The data:

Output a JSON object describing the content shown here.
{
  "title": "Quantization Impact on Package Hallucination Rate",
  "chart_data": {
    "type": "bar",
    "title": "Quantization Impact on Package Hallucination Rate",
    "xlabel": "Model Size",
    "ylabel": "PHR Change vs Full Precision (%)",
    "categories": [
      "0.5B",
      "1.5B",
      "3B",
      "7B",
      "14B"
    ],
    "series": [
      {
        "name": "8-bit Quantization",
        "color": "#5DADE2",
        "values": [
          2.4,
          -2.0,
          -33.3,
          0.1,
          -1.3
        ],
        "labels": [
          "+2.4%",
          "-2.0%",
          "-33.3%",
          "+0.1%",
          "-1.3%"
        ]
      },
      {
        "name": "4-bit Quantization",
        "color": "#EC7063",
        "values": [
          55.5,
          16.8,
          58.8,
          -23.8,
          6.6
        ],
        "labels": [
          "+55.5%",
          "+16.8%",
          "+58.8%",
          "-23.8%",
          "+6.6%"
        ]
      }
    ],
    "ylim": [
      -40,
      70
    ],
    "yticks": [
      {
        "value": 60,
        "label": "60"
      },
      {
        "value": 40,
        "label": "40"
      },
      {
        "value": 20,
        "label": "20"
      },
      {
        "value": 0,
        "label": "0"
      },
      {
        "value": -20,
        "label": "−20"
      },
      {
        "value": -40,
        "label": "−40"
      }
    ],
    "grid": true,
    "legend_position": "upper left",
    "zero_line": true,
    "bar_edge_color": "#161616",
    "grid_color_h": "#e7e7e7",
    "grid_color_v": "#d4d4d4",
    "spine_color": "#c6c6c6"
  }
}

Given request:
From the entries above, extract every line where the word "Hallucination" appears.

Result of this task:
  "title": "Quantization Impact on Package Hallucination Rate",
    "title": "Quantization Impact on Package Hallucination Rate",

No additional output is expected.